How many lines in the records below hold the string "name"? Please answer with the number and nothing more.

-- Start Records for the task --

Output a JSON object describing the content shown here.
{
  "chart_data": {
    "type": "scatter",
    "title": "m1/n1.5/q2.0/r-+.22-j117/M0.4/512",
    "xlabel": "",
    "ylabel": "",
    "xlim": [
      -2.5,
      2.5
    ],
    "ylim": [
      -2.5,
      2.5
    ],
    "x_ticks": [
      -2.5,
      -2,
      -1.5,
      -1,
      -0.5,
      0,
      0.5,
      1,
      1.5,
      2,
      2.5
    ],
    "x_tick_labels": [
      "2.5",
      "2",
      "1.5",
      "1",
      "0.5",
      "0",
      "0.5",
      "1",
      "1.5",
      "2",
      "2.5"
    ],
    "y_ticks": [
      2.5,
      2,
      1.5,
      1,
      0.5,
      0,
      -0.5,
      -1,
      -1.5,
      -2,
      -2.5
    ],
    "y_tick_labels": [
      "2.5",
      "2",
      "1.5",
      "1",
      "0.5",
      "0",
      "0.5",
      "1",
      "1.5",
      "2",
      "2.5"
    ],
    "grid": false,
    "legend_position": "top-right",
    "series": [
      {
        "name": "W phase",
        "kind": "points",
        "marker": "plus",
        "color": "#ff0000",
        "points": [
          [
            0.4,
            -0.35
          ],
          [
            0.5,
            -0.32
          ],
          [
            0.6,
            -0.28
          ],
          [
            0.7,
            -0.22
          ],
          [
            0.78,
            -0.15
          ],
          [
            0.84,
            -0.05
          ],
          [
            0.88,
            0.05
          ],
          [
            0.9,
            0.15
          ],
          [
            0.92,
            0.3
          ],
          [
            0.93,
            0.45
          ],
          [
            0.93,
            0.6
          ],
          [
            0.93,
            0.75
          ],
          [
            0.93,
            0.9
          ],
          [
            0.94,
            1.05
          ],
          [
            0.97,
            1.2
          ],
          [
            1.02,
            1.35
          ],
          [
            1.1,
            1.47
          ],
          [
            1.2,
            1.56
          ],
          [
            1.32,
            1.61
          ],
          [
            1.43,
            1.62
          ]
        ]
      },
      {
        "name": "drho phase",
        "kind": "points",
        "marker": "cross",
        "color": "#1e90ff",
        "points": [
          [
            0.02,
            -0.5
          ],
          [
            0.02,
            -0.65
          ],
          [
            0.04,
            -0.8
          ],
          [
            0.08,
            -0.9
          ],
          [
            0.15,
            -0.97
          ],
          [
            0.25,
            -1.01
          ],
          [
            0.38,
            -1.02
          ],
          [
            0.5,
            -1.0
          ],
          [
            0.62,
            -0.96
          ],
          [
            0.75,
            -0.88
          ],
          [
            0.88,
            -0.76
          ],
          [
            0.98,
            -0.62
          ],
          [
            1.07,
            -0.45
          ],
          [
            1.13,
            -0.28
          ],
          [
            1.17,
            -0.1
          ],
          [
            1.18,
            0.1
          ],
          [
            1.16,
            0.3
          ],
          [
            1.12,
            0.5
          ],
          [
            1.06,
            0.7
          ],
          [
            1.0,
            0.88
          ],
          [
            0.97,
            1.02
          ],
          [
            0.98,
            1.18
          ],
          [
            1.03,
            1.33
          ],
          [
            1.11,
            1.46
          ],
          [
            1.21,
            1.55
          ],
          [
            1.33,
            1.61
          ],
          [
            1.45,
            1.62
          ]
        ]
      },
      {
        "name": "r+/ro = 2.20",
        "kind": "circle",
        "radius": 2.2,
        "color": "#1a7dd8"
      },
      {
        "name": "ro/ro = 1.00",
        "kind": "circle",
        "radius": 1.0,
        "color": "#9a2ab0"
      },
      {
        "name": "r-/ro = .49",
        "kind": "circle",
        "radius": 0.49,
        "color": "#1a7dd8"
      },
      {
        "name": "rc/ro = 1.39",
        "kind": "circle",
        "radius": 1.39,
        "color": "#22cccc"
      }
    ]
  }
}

-- End Records for the task --

• [Answer in full]
6